**WHAT YOU NEED TO DO**
Wherever a line holds the string "Scherz", copy that line.

(Entries taken from a collection)
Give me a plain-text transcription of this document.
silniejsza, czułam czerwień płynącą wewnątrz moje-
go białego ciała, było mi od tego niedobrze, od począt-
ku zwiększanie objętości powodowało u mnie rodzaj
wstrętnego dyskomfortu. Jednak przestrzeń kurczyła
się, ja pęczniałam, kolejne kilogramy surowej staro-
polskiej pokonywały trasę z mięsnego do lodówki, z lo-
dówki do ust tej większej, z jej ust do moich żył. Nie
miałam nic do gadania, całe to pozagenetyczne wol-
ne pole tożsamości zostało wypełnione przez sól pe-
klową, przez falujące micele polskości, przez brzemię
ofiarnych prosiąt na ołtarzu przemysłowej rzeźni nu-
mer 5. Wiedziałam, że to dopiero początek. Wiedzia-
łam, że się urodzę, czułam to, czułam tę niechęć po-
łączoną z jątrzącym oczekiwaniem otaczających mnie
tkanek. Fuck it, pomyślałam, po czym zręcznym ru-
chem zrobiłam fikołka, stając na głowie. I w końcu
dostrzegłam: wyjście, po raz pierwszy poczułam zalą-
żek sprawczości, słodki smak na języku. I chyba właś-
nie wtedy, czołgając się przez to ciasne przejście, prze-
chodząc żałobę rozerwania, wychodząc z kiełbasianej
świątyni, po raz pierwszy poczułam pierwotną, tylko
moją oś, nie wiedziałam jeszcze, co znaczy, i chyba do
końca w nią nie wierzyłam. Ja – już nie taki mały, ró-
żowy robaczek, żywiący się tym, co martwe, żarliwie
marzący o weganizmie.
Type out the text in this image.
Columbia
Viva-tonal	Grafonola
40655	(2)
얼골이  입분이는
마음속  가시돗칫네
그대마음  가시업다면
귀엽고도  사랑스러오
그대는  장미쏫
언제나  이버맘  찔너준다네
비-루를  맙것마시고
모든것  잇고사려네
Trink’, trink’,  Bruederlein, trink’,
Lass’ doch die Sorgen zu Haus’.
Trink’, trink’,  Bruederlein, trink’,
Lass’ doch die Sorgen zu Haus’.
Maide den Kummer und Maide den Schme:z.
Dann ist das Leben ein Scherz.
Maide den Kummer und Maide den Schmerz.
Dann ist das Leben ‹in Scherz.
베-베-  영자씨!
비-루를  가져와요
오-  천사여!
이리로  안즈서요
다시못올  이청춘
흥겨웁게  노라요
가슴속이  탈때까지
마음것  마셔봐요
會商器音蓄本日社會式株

**EXPECTED ANSWER**
Dann ist das Leben ein Scherz.
Dann ist das Leben ‹in Scherz.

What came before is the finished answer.